>> Start DATA FOR THIS TASK
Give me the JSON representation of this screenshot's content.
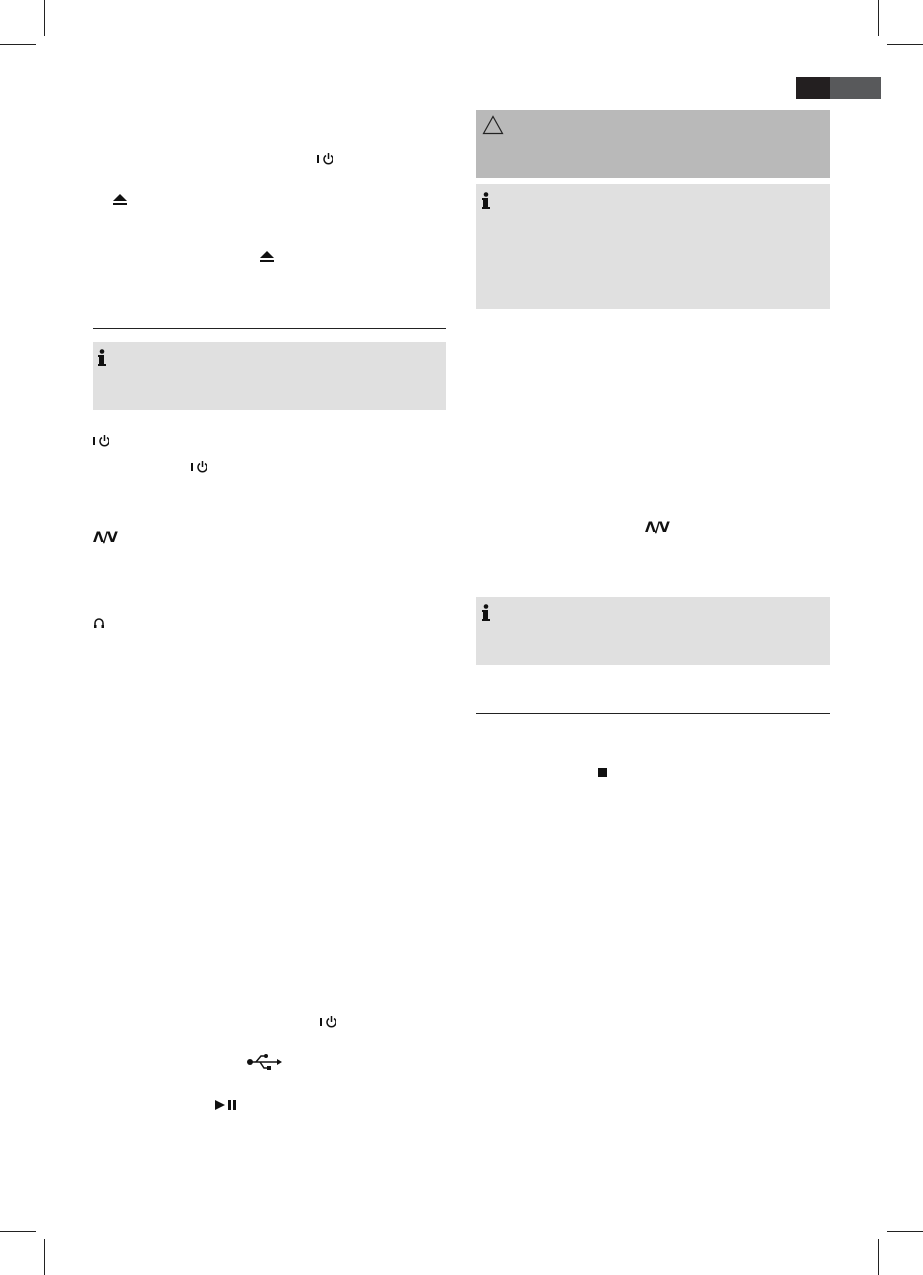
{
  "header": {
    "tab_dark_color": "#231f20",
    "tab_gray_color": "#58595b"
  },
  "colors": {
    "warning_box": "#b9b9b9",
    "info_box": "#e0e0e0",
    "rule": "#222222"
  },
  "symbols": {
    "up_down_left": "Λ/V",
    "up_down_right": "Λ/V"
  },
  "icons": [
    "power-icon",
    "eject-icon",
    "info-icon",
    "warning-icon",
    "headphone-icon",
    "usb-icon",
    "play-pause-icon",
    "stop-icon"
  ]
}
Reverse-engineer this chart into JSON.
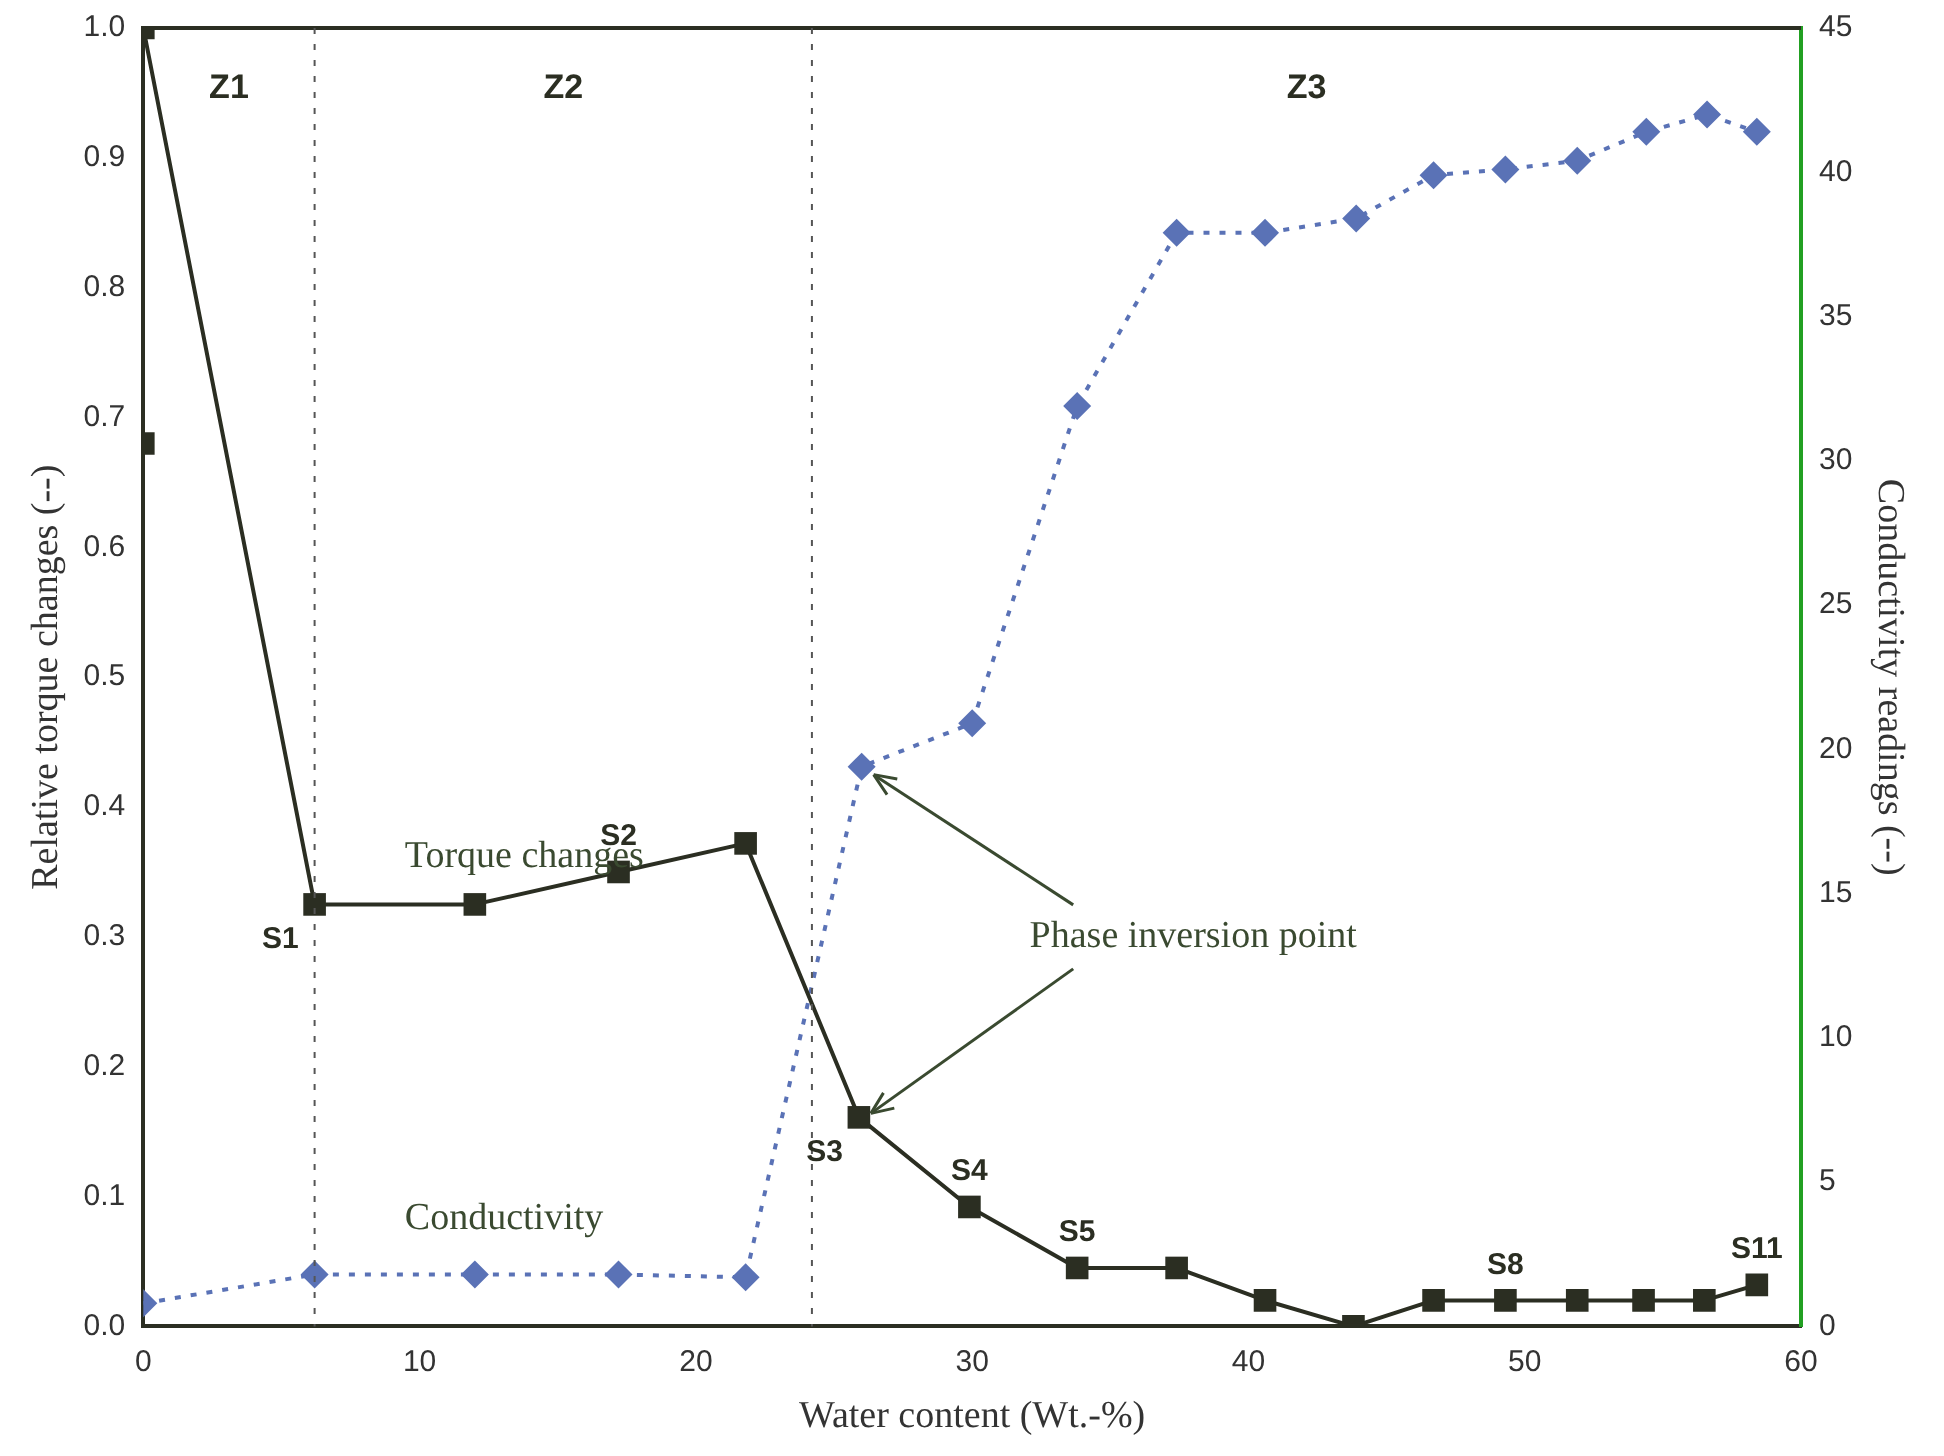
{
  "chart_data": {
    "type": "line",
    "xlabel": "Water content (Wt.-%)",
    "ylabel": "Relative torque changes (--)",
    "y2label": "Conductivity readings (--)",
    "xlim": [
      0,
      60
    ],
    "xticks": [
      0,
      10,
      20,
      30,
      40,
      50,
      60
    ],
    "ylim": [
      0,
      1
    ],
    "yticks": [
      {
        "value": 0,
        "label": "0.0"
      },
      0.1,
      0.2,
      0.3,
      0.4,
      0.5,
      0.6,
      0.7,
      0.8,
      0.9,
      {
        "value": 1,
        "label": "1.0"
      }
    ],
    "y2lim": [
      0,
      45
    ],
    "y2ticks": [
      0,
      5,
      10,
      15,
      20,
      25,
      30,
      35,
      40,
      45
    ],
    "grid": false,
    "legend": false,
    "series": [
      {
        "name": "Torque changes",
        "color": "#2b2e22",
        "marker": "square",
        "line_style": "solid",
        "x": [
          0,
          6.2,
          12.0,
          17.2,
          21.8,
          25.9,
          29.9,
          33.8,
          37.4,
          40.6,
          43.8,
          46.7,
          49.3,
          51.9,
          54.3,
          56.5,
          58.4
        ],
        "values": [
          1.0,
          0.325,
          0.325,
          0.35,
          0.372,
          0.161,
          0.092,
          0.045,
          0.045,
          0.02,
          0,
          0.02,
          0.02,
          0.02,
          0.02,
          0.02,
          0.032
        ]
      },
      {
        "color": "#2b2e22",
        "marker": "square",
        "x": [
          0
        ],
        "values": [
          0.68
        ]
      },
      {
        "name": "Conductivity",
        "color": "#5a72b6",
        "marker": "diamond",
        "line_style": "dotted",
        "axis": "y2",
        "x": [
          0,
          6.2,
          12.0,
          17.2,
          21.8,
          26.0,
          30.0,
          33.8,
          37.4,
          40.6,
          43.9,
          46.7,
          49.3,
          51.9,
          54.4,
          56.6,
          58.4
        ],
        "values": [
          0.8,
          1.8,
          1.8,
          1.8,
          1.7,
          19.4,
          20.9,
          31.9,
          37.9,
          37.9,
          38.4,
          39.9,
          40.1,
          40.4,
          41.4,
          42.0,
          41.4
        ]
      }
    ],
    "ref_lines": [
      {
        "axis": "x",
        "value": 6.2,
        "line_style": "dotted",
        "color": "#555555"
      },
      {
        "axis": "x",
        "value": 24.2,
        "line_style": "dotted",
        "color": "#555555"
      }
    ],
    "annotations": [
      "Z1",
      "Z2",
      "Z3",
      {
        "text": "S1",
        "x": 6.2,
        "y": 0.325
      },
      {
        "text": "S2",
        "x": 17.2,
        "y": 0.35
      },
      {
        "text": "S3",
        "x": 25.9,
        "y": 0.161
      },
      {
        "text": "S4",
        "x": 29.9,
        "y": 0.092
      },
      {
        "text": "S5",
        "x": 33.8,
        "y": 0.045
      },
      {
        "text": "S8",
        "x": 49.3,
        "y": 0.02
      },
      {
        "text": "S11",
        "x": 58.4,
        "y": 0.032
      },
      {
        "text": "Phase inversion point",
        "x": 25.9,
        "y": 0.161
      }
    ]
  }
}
>> End DATA FOR THIS TASK
_PROBLEM_
Check each line above for the word "text" and copy the ones that have it.

_ANSWER_
        "text": "S1",
        "text": "S2",
        "text": "S3",
        "text": "S4",
        "text": "S5",
        "text": "S8",
        "text": "S11",
        "text": "Phase inversion point",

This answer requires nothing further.